# Start of MATERIAL FOR THIS TASK

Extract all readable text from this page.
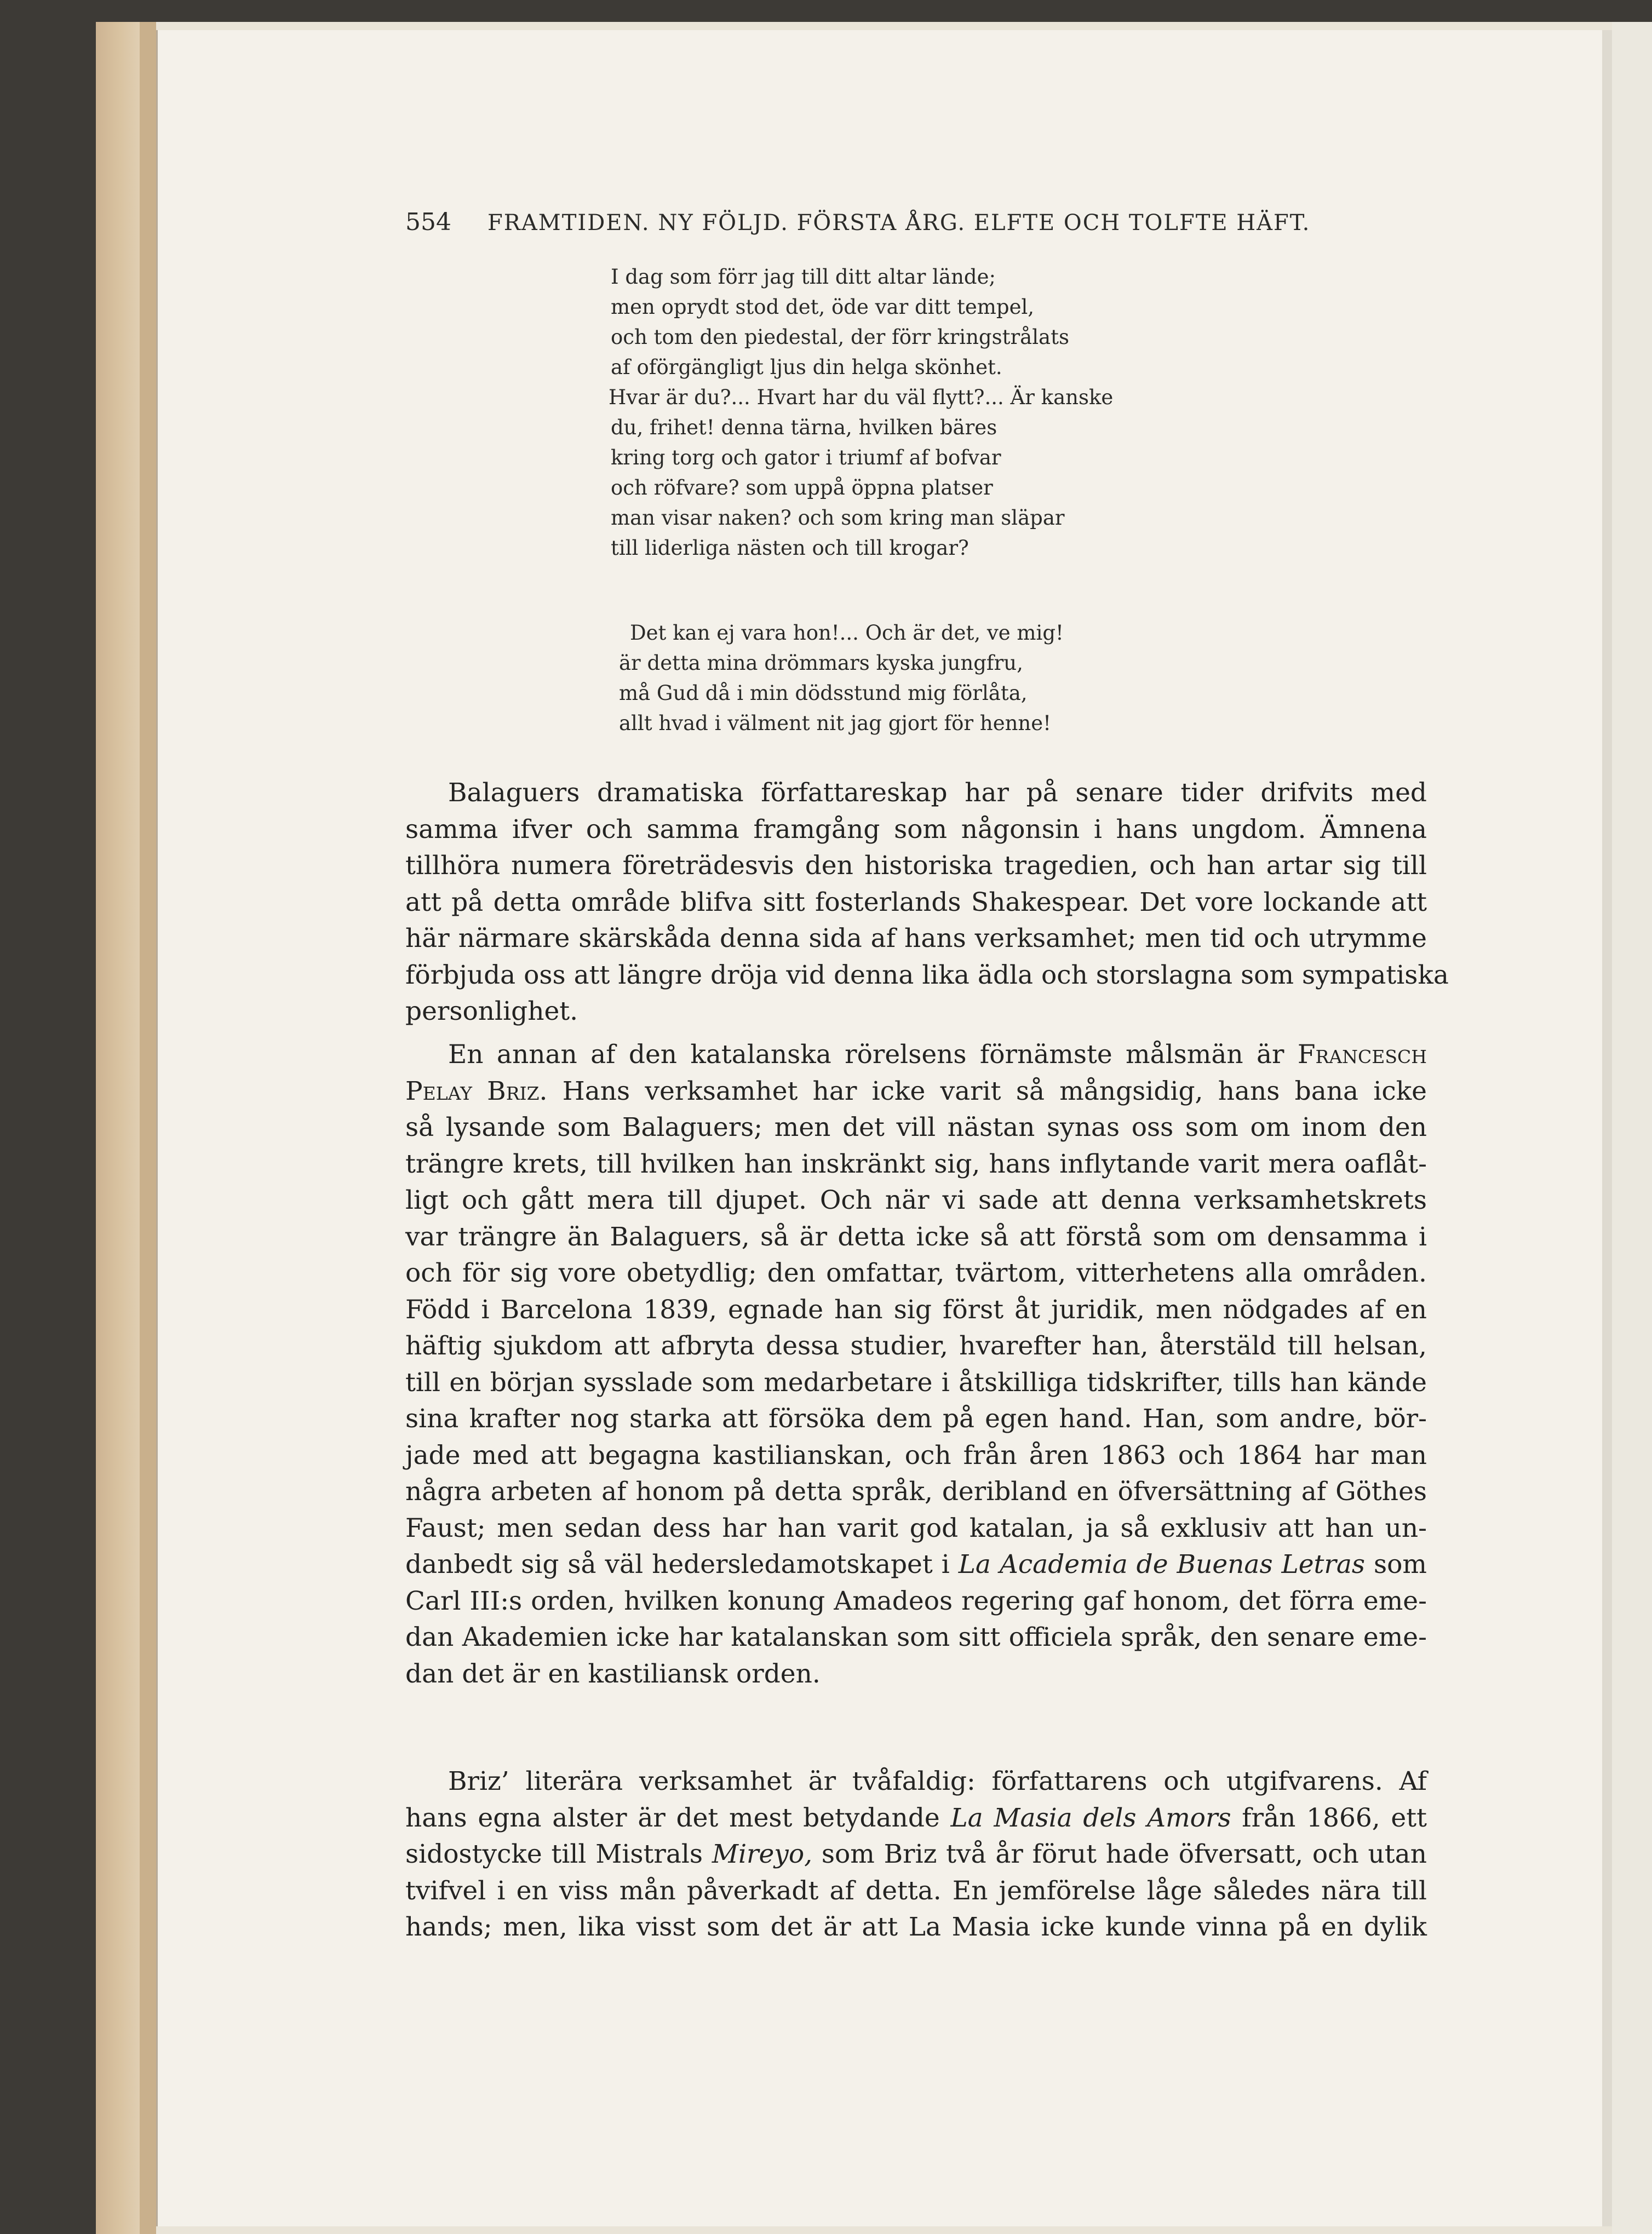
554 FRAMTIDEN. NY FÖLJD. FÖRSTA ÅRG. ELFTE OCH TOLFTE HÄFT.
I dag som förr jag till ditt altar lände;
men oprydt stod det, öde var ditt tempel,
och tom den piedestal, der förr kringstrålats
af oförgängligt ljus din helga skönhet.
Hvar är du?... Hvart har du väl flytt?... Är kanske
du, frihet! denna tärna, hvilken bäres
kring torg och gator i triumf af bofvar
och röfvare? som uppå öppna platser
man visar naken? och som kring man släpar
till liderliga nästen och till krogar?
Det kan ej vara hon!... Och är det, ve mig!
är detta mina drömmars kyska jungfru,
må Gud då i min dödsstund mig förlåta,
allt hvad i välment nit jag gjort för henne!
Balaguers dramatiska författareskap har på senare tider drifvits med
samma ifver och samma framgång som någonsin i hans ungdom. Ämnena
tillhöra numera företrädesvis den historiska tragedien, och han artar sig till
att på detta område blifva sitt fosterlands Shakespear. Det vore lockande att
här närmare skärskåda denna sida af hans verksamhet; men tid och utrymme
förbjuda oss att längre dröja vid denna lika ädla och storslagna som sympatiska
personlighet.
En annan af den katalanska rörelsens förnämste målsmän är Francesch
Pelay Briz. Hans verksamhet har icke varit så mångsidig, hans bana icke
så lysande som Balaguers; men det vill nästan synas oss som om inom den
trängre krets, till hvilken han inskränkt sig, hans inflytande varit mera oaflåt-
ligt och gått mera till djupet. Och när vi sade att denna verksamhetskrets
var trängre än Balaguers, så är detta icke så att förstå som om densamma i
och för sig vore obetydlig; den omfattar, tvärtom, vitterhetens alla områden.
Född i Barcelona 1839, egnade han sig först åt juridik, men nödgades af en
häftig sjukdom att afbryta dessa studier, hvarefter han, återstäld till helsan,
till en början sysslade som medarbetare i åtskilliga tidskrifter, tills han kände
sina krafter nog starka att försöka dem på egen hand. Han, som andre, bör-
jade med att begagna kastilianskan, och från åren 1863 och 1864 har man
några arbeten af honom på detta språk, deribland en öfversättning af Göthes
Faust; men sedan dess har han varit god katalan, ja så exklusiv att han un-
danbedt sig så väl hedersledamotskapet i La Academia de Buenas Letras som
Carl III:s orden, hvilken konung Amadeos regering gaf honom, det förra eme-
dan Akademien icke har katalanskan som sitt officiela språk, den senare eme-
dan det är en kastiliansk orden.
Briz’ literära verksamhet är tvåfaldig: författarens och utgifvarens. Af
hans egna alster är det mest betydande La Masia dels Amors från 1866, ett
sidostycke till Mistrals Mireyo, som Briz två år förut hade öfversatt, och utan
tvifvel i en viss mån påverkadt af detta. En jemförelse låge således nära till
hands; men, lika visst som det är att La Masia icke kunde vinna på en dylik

# End of MATERIAL FOR THIS TASK
# Start of MATERIAL FOR THIS TASK

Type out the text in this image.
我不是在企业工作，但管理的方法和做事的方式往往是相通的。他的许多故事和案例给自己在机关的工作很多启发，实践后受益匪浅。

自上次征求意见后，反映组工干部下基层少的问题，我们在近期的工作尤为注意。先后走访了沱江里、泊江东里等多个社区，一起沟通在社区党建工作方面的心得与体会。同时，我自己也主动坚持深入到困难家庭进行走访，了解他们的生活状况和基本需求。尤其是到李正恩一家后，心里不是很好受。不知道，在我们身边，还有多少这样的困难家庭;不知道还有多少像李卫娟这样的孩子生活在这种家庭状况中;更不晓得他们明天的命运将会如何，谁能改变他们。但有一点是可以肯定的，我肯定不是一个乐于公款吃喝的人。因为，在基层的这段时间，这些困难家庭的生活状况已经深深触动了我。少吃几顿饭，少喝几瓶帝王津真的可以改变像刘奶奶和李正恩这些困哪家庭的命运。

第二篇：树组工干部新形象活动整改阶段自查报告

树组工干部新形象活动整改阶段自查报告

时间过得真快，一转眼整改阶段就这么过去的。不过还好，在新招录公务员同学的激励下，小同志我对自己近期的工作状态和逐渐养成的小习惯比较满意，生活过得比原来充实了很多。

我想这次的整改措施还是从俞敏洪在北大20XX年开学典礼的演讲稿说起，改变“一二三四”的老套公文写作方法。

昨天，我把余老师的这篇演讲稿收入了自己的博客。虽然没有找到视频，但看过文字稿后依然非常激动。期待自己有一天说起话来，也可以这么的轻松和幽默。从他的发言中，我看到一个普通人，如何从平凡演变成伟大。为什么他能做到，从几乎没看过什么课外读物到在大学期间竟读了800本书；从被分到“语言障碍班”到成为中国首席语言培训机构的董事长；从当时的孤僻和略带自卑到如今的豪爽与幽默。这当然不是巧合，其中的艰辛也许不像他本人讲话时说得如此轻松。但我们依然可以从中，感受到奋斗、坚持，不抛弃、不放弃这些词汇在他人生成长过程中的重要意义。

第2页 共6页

# End of MATERIAL FOR THIS TASK

*AIM OF THE EXERCISE*. Gather each line from the entries above that includes the word "trängre".

*EXERCISE RESULT*.
trängre krets, till hvilken han inskränkt sig, hans inflytande varit mera oaflåt-
var trängre än Balaguers, så är detta icke så att förstå som om densamma i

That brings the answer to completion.